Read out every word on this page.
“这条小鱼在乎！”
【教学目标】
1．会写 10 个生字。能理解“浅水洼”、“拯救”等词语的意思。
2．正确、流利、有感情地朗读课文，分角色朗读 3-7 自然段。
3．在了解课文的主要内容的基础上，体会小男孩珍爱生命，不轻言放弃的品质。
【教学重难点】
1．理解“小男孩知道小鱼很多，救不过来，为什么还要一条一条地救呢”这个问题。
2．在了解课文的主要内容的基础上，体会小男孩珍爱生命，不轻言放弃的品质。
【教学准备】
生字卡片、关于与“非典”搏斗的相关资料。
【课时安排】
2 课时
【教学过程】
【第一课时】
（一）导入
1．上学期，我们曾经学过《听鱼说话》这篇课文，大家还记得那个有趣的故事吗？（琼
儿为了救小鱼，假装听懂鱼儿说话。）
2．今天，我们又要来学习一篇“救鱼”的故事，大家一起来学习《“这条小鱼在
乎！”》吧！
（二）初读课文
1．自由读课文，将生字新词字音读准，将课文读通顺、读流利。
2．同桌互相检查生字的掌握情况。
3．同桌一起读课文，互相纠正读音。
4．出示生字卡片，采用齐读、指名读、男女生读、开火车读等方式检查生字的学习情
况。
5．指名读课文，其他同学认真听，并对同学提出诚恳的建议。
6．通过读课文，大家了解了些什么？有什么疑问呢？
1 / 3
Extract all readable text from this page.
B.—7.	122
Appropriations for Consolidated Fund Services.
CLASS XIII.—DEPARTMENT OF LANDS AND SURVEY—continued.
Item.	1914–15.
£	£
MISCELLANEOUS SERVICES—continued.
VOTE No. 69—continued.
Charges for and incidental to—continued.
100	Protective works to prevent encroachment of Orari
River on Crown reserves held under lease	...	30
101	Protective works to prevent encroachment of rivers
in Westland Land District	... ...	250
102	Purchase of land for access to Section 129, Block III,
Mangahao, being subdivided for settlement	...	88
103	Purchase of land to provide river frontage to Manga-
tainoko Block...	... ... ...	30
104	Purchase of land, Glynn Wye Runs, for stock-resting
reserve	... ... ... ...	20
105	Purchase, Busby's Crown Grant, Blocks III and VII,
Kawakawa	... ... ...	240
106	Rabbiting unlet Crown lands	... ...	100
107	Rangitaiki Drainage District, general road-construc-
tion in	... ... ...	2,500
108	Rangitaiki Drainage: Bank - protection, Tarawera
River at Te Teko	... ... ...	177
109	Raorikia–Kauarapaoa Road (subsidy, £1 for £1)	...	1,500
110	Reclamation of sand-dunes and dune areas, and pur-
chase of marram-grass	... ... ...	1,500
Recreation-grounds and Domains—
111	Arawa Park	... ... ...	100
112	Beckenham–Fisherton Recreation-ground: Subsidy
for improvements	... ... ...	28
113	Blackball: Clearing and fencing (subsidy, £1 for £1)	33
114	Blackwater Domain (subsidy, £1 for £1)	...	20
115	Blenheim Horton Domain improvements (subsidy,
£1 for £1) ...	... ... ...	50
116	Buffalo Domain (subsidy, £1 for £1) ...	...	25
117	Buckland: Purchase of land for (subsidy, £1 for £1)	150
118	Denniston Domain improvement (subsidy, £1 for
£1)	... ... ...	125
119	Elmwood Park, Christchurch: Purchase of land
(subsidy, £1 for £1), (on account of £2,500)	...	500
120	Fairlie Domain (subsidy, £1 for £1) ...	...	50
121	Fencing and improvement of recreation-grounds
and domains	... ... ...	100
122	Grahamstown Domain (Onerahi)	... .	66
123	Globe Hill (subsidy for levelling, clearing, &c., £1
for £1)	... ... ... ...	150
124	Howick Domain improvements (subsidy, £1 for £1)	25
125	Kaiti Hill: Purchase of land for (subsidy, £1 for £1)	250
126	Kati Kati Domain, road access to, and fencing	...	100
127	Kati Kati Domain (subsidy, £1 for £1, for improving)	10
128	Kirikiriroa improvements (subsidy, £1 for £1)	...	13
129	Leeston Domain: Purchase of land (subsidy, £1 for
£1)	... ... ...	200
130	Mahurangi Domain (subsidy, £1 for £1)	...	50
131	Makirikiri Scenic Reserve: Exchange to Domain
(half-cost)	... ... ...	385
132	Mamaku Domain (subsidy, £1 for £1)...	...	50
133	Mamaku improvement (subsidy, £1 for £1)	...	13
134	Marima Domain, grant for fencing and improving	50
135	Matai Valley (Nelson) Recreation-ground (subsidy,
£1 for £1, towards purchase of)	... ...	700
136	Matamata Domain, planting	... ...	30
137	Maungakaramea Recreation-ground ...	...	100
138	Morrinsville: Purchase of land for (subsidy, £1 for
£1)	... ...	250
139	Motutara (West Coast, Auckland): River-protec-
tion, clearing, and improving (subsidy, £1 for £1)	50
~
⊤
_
——
*The request*: Copy all of the data exactly.

*Task output*:
Read out every word on this page.
“这条小鱼在乎！”
【教学目标】
1．会写 10 个生字。能理解“浅水洼”、“拯救”等词语的意思。
2．正确、流利、有感情地朗读课文，分角色朗读 3-7 自然段。
3．在了解课文的主要内容的基础上，体会小男孩珍爱生命，不轻言放弃的品质。
【教学重难点】
1．理解“小男孩知道小鱼很多，救不过来，为什么还要一条一条地救呢”这个问题。
2．在了解课文的主要内容的基础上，体会小男孩珍爱生命，不轻言放弃的品质。
【教学准备】
生字卡片、关于与“非典”搏斗的相关资料。
【课时安排】
2 课时
【教学过程】
【第一课时】
（一）导入
1．上学期，我们曾经学过《听鱼说话》这篇课文，大家还记得那个有趣的故事吗？（琼
儿为了救小鱼，假装听懂鱼儿说话。）
2．今天，我们又要来学习一篇“救鱼”的故事，大家一起来学习《“这条小鱼在
乎！”》吧！
（二）初读课文
1．自由读课文，将生字新词字音读准，将课文读通顺、读流利。
2．同桌互相检查生字的掌握情况。
3．同桌一起读课文，互相纠正读音。
4．出示生字卡片，采用齐读、指名读、男女生读、开火车读等方式检查生字的学习情
况。
5．指名读课文，其他同学认真听，并对同学提出诚恳的建议。
6．通过读课文，大家了解了些什么？有什么疑问呢？
1 / 3
Extract all readable text from this page.
B.—7.	122
Appropriations for Consolidated Fund Services.
CLASS XIII.—DEPARTMENT OF LANDS AND SURVEY—continued.
Item.	1914–15.
£	£
MISCELLANEOUS SERVICES—continued.
VOTE No. 69—continued.
Charges for and incidental to—continued.
100	Protective works to prevent encroachment of Orari
River on Crown reserves held under lease	...	30
101	Protective works to prevent encroachment of rivers
in Westland Land District	... ...	250
102	Purchase of land for access to Section 129, Block III,
Mangahao, being subdivided for settlement	...	88
103	Purchase of land to provide river frontage to Manga-
tainoko Block...	... ... ...	30
104	Purchase of land, Glynn Wye Runs, for stock-resting
reserve	... ... ... ...	20
105	Purchase, Busby's Crown Grant, Blocks III and VII,
Kawakawa	... ... ...	240
106	Rabbiting unlet Crown lands	... ...	100
107	Rangitaiki Drainage District, general road-construc-
tion in	... ... ...	2,500
108	Rangitaiki Drainage: Bank - protection, Tarawera
River at Te Teko	... ... ...	177
109	Raorikia–Kauarapaoa Road (subsidy, £1 for £1)	...	1,500
110	Reclamation of sand-dunes and dune areas, and pur-
chase of marram-grass	... ... ...	1,500
Recreation-grounds and Domains—
111	Arawa Park	... ... ...	100
112	Beckenham–Fisherton Recreation-ground: Subsidy
for improvements	... ... ...	28
113	Blackball: Clearing and fencing (subsidy, £1 for £1)	33
114	Blackwater Domain (subsidy, £1 for £1)	...	20
115	Blenheim Horton Domain improvements (subsidy,
£1 for £1) ...	... ... ...	50
116	Buffalo Domain (subsidy, £1 for £1) ...	...	25
117	Buckland: Purchase of land for (subsidy, £1 for £1)	150
118	Denniston Domain improvement (subsidy, £1 for
£1)	... ... ...	125
119	Elmwood Park, Christchurch: Purchase of land
(subsidy, £1 for £1), (on account of £2,500)	...	500
120	Fairlie Domain (subsidy, £1 for £1) ...	...	50
121	Fencing and improvement of recreation-grounds
and domains	... ... ...	100
122	Grahamstown Domain (Onerahi)	... .	66
123	Globe Hill (subsidy for levelling, clearing, &c., £1
for £1)	... ... ... ...	150
124	Howick Domain improvements (subsidy, £1 for £1)	25
125	Kaiti Hill: Purchase of land for (subsidy, £1 for £1)	250
126	Kati Kati Domain, road access to, and fencing	...	100
127	Kati Kati Domain (subsidy, £1 for £1, for improving)	10
128	Kirikiriroa improvements (subsidy, £1 for £1)	...	13
129	Leeston Domain: Purchase of land (subsidy, £1 for
£1)	... ... ...	200
130	Mahurangi Domain (subsidy, £1 for £1)	...	50
131	Makirikiri Scenic Reserve: Exchange to Domain
(half-cost)	... ... ...	385
132	Mamaku Domain (subsidy, £1 for £1)...	...	50
133	Mamaku improvement (subsidy, £1 for £1)	...	13
134	Marima Domain, grant for fencing and improving	50
135	Matai Valley (Nelson) Recreation-ground (subsidy,
£1 for £1, towards purchase of)	... ...	700
136	Matamata Domain, planting	... ...	30
137	Maungakaramea Recreation-ground ...	...	100
138	Morrinsville: Purchase of land for (subsidy, £1 for
£1)	... ...	250
139	Motutara (West Coast, Auckland): River-protec-
tion, clearing, and improving (subsidy, £1 for £1)	50
~
⊤
_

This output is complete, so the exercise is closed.